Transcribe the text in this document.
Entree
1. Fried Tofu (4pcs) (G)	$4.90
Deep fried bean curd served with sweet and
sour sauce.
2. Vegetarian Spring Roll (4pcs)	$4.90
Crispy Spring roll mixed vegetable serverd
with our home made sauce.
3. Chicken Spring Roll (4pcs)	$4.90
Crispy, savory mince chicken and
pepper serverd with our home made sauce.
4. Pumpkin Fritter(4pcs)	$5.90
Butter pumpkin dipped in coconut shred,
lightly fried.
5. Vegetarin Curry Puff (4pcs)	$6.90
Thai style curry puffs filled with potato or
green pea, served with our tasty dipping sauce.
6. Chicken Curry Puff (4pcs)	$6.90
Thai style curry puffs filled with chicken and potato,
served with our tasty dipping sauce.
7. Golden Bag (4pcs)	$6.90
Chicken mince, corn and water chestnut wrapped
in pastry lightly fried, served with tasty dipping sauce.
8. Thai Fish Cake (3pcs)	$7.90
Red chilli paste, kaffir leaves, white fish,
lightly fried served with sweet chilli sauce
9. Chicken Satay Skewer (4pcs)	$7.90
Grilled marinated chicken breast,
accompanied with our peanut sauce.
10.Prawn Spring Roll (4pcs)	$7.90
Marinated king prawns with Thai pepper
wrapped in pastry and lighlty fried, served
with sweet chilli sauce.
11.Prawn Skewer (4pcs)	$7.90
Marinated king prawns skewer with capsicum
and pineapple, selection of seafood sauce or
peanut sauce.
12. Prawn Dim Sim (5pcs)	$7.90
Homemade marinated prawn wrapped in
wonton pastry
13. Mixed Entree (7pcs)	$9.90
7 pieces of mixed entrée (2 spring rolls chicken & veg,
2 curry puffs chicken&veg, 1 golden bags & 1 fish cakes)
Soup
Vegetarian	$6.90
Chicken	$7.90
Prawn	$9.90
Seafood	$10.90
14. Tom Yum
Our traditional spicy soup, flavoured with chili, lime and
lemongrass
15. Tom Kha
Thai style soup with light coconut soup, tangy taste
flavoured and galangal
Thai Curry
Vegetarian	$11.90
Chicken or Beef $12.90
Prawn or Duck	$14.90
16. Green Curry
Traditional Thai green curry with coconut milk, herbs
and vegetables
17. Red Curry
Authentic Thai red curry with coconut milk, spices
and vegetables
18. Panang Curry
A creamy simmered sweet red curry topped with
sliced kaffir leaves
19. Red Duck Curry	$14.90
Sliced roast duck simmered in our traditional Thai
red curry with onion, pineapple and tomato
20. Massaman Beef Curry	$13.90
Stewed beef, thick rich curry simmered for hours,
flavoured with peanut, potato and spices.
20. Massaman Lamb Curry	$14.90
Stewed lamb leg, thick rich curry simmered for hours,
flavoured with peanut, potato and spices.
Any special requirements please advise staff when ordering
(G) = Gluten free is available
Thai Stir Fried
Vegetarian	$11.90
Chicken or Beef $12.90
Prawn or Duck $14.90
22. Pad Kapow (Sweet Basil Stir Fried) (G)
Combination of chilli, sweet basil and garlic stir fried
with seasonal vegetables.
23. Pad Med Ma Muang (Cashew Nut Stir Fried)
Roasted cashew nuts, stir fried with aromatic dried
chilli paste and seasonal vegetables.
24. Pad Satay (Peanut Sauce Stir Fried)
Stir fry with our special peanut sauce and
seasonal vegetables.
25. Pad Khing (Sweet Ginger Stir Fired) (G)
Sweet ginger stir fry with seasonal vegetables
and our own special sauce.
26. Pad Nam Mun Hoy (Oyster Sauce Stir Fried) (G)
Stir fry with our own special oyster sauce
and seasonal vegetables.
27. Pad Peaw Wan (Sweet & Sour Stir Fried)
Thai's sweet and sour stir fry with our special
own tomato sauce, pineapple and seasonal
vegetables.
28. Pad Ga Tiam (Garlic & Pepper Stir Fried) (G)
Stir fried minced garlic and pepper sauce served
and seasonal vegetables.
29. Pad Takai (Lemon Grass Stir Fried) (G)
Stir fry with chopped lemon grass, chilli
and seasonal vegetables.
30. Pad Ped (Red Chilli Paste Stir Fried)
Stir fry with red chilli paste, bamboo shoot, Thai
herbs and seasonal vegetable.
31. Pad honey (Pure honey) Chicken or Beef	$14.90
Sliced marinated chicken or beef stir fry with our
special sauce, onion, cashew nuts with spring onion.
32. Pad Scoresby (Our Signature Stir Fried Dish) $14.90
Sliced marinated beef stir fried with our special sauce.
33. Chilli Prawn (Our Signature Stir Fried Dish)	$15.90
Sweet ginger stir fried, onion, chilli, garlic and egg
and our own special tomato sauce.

WORK REQUIRED
Output the data above exactly, please, line for line.

SOLUTION BELOW
Transcribe the text in this document.
Entree
1. Fried Tofu (4pcs) (G)	$4.90
Deep fried bean curd served with sweet and
sour sauce.
2. Vegetarian Spring Roll (4pcs)	$4.90
Crispy Spring roll mixed vegetable serverd
with our home made sauce.
3. Chicken Spring Roll (4pcs)	$4.90
Crispy, savory mince chicken and
pepper serverd with our home made sauce.
4. Pumpkin Fritter(4pcs)	$5.90
Butter pumpkin dipped in coconut shred,
lightly fried.
5. Vegetarin Curry Puff (4pcs)	$6.90
Thai style curry puffs filled with potato or
green pea, served with our tasty dipping sauce.
6. Chicken Curry Puff (4pcs)	$6.90
Thai style curry puffs filled with chicken and potato,
served with our tasty dipping sauce.
7. Golden Bag (4pcs)	$6.90
Chicken mince, corn and water chestnut wrapped
in pastry lightly fried, served with tasty dipping sauce.
8. Thai Fish Cake (3pcs)	$7.90
Red chilli paste, kaffir leaves, white fish,
lightly fried served with sweet chilli sauce
9. Chicken Satay Skewer (4pcs)	$7.90
Grilled marinated chicken breast,
accompanied with our peanut sauce.
10.Prawn Spring Roll (4pcs)	$7.90
Marinated king prawns with Thai pepper
wrapped in pastry and lighlty fried, served
with sweet chilli sauce.
11.Prawn Skewer (4pcs)	$7.90
Marinated king prawns skewer with capsicum
and pineapple, selection of seafood sauce or
peanut sauce.
12. Prawn Dim Sim (5pcs)	$7.90
Homemade marinated prawn wrapped in
wonton pastry
13. Mixed Entree (7pcs)	$9.90
7 pieces of mixed entrée (2 spring rolls chicken & veg,
2 curry puffs chicken&veg, 1 golden bags & 1 fish cakes)
Soup
Vegetarian	$6.90
Chicken	$7.90
Prawn	$9.90
Seafood	$10.90
14. Tom Yum
Our traditional spicy soup, flavoured with chili, lime and
lemongrass
15. Tom Kha
Thai style soup with light coconut soup, tangy taste
flavoured and galangal
Thai Curry
Vegetarian	$11.90
Chicken or Beef $12.90
Prawn or Duck	$14.90
16. Green Curry
Traditional Thai green curry with coconut milk, herbs
and vegetables
17. Red Curry
Authentic Thai red curry with coconut milk, spices
and vegetables
18. Panang Curry
A creamy simmered sweet red curry topped with
sliced kaffir leaves
19. Red Duck Curry	$14.90
Sliced roast duck simmered in our traditional Thai
red curry with onion, pineapple and tomato
20. Massaman Beef Curry	$13.90
Stewed beef, thick rich curry simmered for hours,
flavoured with peanut, potato and spices.
20. Massaman Lamb Curry	$14.90
Stewed lamb leg, thick rich curry simmered for hours,
flavoured with peanut, potato and spices.
Any special requirements please advise staff when ordering
(G) = Gluten free is available
Thai Stir Fried
Vegetarian	$11.90
Chicken or Beef $12.90
Prawn or Duck $14.90
22. Pad Kapow (Sweet Basil Stir Fried) (G)
Combination of chilli, sweet basil and garlic stir fried
with seasonal vegetables.
23. Pad Med Ma Muang (Cashew Nut Stir Fried)
Roasted cashew nuts, stir fried with aromatic dried
chilli paste and seasonal vegetables.
24. Pad Satay (Peanut Sauce Stir Fried)
Stir fry with our special peanut sauce and
seasonal vegetables.
25. Pad Khing (Sweet Ginger Stir Fired) (G)
Sweet ginger stir fry with seasonal vegetables
and our own special sauce.
26. Pad Nam Mun Hoy (Oyster Sauce Stir Fried) (G)
Stir fry with our own special oyster sauce
and seasonal vegetables.
27. Pad Peaw Wan (Sweet & Sour Stir Fried)
Thai's sweet and sour stir fry with our special
own tomato sauce, pineapple and seasonal
vegetables.
28. Pad Ga Tiam (Garlic & Pepper Stir Fried) (G)
Stir fried minced garlic and pepper sauce served
and seasonal vegetables.
29. Pad Takai (Lemon Grass Stir Fried) (G)
Stir fry with chopped lemon grass, chilli
and seasonal vegetables.
30. Pad Ped (Red Chilli Paste Stir Fried)
Stir fry with red chilli paste, bamboo shoot, Thai
herbs and seasonal vegetable.
31. Pad honey (Pure honey) Chicken or Beef	$14.90
Sliced marinated chicken or beef stir fry with our
special sauce, onion, cashew nuts with spring onion.
32. Pad Scoresby (Our Signature Stir Fried Dish) $14.90
Sliced marinated beef stir fried with our special sauce.
33. Chilli Prawn (Our Signature Stir Fried Dish)	$15.90
Sweet ginger stir fried, onion, chilli, garlic and egg
and our own special tomato sauce.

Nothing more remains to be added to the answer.